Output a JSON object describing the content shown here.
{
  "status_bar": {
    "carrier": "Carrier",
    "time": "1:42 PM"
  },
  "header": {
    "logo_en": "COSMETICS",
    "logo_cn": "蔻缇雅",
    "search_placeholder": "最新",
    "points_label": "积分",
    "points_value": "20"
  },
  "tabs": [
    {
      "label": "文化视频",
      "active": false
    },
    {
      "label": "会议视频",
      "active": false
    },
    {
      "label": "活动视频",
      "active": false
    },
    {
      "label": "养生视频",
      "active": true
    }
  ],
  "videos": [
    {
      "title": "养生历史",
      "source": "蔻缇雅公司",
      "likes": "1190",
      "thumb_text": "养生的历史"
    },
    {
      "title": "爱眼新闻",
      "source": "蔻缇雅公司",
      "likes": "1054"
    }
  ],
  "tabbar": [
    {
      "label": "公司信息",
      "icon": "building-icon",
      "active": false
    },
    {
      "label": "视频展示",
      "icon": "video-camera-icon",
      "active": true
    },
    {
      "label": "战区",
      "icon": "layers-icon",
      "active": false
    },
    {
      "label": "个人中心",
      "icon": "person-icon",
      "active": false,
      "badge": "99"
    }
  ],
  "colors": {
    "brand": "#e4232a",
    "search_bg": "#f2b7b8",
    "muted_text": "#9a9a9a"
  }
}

-----

WORK TO BE COMPLETED:
Search the data for the word "icon" and copy each line where it appears.

EXPECTED OUTPUT:
      "icon": "building-icon",
      "icon": "video-camera-icon",
      "icon": "layers-icon",
      "icon": "person-icon",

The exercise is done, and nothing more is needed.